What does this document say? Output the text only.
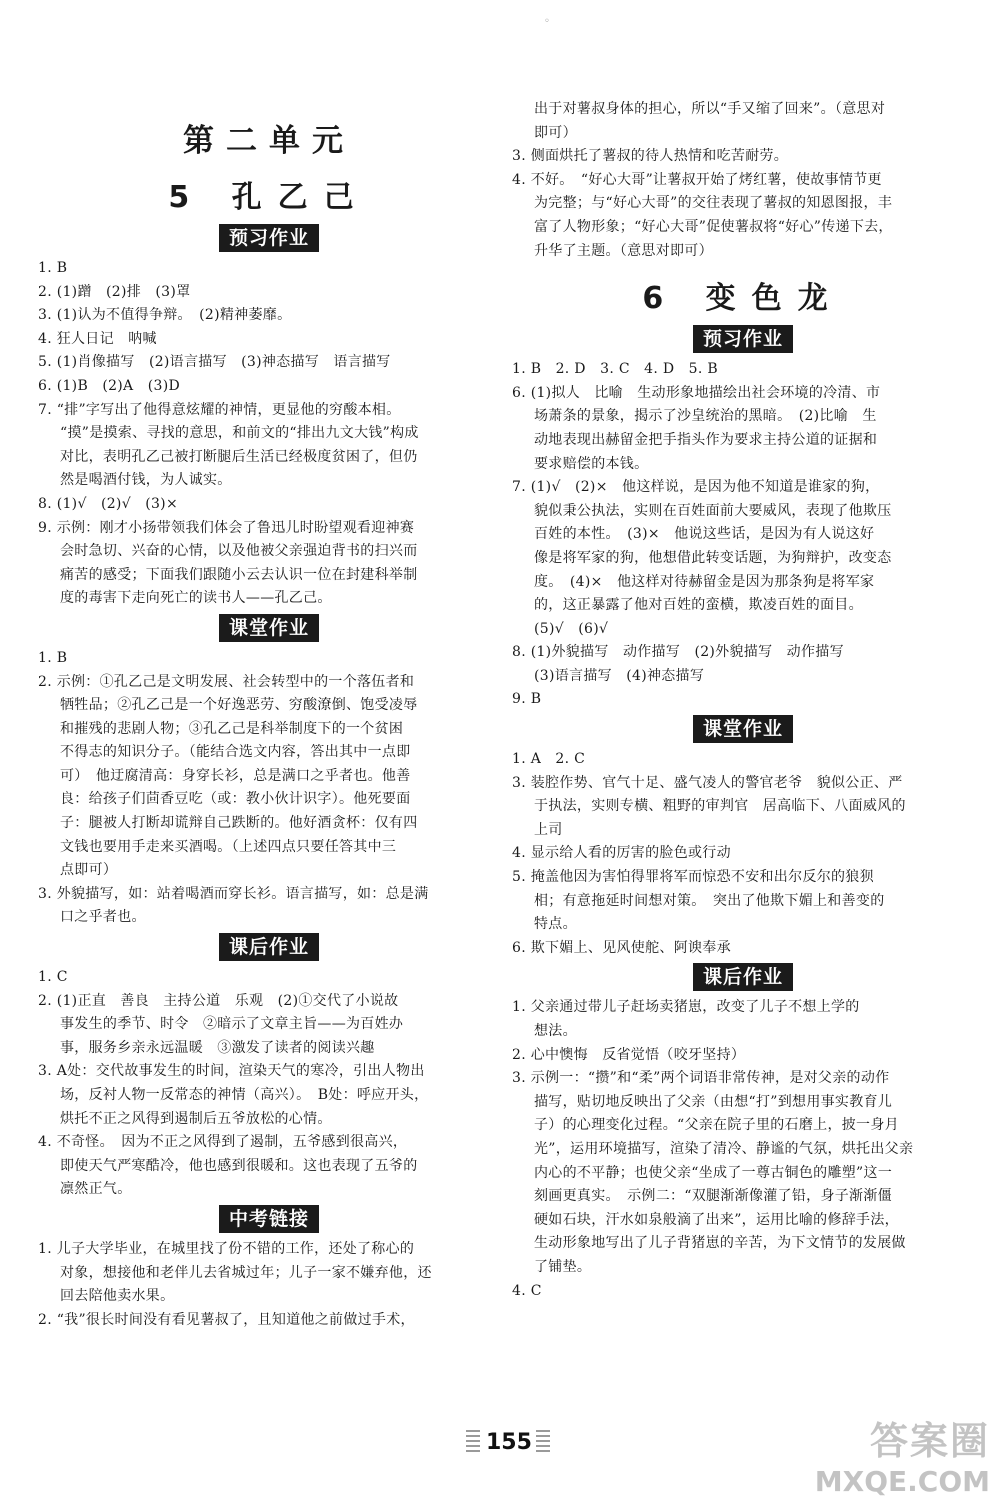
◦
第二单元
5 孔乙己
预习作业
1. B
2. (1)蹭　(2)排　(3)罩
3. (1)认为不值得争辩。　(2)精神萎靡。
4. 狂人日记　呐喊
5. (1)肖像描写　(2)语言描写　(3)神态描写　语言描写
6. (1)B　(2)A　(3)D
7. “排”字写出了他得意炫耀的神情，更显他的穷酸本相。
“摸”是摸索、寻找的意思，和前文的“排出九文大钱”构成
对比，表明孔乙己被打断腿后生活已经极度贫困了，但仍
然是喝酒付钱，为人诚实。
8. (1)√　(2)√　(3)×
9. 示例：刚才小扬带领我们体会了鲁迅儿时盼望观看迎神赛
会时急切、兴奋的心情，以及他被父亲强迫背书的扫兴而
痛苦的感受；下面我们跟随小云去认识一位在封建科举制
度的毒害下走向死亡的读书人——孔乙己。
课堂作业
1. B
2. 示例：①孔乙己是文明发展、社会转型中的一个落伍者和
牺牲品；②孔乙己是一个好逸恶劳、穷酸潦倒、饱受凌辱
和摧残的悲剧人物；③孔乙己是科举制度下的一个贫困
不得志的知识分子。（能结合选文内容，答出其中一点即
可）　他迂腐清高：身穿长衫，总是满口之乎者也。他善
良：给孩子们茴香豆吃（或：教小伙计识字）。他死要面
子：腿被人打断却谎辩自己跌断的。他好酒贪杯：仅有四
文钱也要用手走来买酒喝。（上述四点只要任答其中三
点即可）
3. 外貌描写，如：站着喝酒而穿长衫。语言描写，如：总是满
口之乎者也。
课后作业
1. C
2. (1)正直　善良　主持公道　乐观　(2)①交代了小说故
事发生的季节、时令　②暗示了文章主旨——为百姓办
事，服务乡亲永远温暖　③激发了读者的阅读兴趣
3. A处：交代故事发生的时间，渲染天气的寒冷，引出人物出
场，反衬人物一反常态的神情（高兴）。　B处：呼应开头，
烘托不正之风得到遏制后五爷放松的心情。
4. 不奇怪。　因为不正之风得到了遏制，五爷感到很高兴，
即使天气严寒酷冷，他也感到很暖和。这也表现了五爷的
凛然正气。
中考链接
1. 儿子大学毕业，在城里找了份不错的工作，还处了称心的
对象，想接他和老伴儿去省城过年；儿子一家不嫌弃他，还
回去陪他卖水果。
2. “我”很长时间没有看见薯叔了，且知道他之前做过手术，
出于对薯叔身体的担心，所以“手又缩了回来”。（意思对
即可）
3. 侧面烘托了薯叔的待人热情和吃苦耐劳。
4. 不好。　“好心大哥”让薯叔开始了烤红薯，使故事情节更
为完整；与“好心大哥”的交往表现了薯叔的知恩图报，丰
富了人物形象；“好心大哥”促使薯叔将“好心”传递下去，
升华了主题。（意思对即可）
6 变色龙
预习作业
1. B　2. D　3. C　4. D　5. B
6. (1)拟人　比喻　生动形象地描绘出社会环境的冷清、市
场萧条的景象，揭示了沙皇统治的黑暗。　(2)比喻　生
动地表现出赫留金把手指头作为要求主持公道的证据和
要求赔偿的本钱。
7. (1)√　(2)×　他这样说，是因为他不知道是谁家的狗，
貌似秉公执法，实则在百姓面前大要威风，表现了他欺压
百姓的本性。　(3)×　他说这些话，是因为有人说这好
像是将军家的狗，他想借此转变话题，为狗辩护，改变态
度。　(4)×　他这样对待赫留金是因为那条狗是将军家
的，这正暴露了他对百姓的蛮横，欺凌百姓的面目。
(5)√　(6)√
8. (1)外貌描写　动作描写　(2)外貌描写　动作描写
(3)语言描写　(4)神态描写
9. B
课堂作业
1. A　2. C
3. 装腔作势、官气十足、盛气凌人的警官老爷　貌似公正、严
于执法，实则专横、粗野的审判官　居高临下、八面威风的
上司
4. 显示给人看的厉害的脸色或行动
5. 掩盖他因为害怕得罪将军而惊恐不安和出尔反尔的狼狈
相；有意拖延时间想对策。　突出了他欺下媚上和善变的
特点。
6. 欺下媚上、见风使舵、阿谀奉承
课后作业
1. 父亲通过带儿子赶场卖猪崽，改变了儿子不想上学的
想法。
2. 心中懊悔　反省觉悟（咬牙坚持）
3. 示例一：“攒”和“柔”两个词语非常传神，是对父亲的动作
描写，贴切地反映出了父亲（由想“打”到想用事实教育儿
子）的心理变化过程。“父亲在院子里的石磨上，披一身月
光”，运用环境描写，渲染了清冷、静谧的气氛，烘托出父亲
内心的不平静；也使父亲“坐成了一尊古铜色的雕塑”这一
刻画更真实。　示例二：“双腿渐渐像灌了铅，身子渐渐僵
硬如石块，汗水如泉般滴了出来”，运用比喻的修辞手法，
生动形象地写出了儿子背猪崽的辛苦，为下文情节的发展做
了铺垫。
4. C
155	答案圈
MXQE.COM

________________________________________

Exercise requirements - Find each line in the records holding the string "语言描写" and show it.

Expected answer -
5. (1)肖像描写　(2)语言描写　(3)神态描写　语言描写
3. 外貌描写，如：站着喝酒而穿长衫。语言描写，如：总是满
(3)语言描写　(4)神态描写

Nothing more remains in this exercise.